+++ Extracted material +++
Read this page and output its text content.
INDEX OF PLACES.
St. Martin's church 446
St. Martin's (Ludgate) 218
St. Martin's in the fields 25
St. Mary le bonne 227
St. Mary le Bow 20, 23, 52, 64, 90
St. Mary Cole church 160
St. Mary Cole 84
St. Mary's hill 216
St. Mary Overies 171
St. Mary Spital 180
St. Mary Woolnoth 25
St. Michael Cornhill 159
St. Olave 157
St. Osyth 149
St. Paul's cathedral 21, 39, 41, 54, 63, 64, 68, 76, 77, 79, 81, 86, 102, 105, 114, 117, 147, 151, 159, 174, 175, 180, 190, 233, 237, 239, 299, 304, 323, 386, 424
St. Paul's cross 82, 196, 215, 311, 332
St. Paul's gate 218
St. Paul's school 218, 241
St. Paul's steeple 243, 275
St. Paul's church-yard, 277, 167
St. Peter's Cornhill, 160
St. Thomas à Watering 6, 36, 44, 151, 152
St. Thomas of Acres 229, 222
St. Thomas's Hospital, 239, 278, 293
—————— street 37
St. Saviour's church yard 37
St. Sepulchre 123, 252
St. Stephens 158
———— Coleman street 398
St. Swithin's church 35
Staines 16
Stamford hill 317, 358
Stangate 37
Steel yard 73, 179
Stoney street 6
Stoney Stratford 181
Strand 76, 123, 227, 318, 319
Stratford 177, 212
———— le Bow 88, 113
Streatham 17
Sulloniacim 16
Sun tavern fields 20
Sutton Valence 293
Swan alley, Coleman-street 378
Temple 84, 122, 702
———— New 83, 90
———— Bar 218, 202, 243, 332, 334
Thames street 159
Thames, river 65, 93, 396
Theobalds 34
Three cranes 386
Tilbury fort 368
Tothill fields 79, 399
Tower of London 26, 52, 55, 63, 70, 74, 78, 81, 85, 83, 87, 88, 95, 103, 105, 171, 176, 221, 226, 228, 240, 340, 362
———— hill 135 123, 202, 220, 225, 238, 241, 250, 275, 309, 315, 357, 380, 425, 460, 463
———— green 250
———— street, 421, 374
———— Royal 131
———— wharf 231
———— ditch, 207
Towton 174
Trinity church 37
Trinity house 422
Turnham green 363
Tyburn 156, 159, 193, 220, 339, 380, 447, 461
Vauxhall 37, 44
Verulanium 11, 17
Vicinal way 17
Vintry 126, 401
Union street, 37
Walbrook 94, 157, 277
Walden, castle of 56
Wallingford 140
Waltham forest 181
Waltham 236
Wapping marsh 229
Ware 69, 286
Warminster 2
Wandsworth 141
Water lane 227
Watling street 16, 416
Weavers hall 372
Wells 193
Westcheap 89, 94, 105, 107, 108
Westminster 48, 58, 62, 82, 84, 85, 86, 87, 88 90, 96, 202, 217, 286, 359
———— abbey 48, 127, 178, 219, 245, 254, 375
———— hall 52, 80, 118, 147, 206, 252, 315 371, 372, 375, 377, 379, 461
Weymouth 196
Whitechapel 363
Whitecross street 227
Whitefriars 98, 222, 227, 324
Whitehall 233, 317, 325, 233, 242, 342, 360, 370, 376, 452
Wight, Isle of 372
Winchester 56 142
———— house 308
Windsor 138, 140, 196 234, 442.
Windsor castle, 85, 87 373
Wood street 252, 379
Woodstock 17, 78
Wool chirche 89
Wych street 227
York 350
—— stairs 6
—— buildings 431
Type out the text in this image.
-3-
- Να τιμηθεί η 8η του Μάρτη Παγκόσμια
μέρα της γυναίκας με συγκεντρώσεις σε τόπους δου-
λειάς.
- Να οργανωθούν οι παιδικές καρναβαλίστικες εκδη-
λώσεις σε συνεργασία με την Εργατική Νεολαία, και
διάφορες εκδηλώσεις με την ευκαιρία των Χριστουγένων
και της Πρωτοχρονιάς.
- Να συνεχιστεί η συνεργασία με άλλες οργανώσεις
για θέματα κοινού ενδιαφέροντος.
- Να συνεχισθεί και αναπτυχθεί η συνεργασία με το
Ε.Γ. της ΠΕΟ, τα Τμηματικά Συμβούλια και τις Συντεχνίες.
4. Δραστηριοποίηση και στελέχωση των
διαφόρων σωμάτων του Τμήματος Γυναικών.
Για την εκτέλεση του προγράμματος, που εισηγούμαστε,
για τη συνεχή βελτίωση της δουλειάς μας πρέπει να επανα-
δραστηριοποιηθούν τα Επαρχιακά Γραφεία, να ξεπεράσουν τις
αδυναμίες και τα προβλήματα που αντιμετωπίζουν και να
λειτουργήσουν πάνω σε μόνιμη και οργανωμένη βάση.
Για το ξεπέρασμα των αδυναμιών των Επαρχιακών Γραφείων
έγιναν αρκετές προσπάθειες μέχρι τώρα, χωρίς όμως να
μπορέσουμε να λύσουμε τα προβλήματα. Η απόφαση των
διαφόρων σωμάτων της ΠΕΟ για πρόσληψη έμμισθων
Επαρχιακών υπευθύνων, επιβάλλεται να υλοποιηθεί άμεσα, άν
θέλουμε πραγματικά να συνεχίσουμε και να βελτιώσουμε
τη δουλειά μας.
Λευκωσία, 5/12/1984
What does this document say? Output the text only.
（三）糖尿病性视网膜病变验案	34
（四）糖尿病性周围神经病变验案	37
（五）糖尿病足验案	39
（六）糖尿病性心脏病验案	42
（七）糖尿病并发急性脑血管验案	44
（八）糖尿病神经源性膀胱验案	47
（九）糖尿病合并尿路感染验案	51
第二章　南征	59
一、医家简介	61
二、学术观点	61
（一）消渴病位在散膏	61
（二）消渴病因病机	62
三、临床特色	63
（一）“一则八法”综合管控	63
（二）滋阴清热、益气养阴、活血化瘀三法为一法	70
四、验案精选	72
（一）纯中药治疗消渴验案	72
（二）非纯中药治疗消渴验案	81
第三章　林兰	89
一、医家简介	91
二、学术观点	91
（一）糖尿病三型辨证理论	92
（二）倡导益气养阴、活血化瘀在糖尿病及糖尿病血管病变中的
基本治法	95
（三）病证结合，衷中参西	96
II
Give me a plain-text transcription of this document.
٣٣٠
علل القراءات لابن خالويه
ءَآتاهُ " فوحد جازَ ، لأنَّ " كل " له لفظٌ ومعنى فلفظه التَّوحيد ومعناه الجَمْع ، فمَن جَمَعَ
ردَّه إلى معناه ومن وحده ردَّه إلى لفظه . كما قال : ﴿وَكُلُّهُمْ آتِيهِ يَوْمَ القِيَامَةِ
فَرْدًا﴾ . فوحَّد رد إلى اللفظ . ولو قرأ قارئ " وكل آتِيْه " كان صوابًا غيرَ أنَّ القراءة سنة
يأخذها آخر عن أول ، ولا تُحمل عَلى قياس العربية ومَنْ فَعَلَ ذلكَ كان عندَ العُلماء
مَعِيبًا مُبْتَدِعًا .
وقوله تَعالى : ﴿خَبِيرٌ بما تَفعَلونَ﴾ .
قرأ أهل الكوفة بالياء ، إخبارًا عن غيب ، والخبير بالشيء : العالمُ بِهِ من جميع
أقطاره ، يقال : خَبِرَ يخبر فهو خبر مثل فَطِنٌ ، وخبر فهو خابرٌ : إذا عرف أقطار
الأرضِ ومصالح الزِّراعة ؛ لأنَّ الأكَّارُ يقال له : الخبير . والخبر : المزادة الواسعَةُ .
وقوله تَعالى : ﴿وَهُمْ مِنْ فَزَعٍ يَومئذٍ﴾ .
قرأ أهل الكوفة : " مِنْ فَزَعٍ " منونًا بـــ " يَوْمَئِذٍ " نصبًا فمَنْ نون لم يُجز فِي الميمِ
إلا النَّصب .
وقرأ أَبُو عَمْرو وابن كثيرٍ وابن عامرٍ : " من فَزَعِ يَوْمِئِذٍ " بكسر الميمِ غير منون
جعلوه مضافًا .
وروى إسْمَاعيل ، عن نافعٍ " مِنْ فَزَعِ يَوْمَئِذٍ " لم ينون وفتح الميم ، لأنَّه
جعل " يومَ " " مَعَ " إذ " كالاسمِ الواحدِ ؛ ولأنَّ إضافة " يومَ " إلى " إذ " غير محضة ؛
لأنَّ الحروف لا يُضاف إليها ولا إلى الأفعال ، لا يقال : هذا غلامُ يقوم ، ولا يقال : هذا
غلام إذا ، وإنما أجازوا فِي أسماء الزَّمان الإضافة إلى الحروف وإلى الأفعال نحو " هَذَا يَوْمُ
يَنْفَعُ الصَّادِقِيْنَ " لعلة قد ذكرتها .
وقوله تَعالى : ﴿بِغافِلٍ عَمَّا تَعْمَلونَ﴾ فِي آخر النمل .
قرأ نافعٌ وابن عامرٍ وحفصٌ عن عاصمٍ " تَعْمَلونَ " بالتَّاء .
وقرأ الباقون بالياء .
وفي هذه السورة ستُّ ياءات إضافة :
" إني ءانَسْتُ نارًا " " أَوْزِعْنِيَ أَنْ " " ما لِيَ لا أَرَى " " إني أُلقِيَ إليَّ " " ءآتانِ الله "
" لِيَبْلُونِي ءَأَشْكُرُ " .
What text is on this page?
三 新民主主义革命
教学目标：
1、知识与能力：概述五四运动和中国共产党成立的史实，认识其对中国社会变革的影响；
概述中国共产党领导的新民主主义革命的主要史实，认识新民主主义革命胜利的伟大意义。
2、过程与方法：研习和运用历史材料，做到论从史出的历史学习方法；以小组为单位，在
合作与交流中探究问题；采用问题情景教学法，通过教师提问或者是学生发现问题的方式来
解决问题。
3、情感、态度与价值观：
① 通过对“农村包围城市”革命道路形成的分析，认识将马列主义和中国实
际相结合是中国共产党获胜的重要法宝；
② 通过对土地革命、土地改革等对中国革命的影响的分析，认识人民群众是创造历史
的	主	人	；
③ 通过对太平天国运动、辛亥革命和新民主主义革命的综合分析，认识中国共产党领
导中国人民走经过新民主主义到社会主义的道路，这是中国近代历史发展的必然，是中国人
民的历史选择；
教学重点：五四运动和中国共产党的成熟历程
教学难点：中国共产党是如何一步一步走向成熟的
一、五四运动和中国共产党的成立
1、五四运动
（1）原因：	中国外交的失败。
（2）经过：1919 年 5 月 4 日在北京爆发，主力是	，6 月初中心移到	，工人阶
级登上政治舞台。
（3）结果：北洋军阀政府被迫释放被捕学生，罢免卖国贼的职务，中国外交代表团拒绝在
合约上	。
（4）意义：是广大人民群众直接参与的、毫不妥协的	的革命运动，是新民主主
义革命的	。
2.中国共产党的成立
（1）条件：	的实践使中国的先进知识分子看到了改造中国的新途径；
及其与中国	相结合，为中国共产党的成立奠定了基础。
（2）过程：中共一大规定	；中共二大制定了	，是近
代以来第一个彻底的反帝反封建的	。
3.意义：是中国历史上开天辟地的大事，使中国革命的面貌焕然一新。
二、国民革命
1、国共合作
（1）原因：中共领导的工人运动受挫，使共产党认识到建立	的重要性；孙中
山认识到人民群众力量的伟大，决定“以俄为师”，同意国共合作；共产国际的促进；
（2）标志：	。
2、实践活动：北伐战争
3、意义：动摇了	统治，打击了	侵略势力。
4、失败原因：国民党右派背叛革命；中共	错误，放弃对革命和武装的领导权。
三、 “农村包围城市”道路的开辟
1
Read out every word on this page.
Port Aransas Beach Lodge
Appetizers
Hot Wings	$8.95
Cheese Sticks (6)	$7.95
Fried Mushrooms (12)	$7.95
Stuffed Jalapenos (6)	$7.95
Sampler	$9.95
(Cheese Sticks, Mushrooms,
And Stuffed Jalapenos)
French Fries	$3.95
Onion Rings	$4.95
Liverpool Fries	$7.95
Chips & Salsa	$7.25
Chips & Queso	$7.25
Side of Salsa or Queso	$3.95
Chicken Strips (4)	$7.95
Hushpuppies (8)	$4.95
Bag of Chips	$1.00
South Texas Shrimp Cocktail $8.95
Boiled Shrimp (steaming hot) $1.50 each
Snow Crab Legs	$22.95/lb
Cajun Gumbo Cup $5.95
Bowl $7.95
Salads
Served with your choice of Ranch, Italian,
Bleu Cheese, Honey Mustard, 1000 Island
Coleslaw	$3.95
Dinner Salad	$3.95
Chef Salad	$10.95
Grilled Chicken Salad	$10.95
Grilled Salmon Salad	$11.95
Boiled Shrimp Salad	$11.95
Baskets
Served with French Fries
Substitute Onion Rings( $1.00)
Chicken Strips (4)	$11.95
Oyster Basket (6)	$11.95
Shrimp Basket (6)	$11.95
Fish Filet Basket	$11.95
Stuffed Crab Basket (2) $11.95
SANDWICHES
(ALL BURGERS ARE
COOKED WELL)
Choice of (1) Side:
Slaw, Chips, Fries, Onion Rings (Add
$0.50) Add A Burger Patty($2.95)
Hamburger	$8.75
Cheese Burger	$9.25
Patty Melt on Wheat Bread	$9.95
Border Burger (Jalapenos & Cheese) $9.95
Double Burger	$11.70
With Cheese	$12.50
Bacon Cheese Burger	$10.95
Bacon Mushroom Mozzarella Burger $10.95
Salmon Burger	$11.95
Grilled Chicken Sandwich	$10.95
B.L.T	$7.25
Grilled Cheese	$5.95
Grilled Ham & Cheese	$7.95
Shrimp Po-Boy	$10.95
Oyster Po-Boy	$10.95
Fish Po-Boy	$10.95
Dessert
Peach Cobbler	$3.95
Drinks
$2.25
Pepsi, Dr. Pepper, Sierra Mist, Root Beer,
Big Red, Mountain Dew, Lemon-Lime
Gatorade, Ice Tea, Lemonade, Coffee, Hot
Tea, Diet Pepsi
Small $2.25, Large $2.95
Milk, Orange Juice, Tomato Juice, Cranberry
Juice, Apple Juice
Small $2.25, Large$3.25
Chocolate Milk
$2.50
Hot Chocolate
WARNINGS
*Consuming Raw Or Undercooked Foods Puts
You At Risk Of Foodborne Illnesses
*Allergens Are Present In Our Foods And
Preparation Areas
+++
**The request:**
Scan the listing above and identify each line holding the string "بالياء"; copy every such line.

**Answer to the exercise:**
قرأ أهل الكوفة بالياء ، إخبارًا عن غيب ، والخبير بالشيء : العالمُ بِهِ من جميع
وقرأ الباقون بالياء .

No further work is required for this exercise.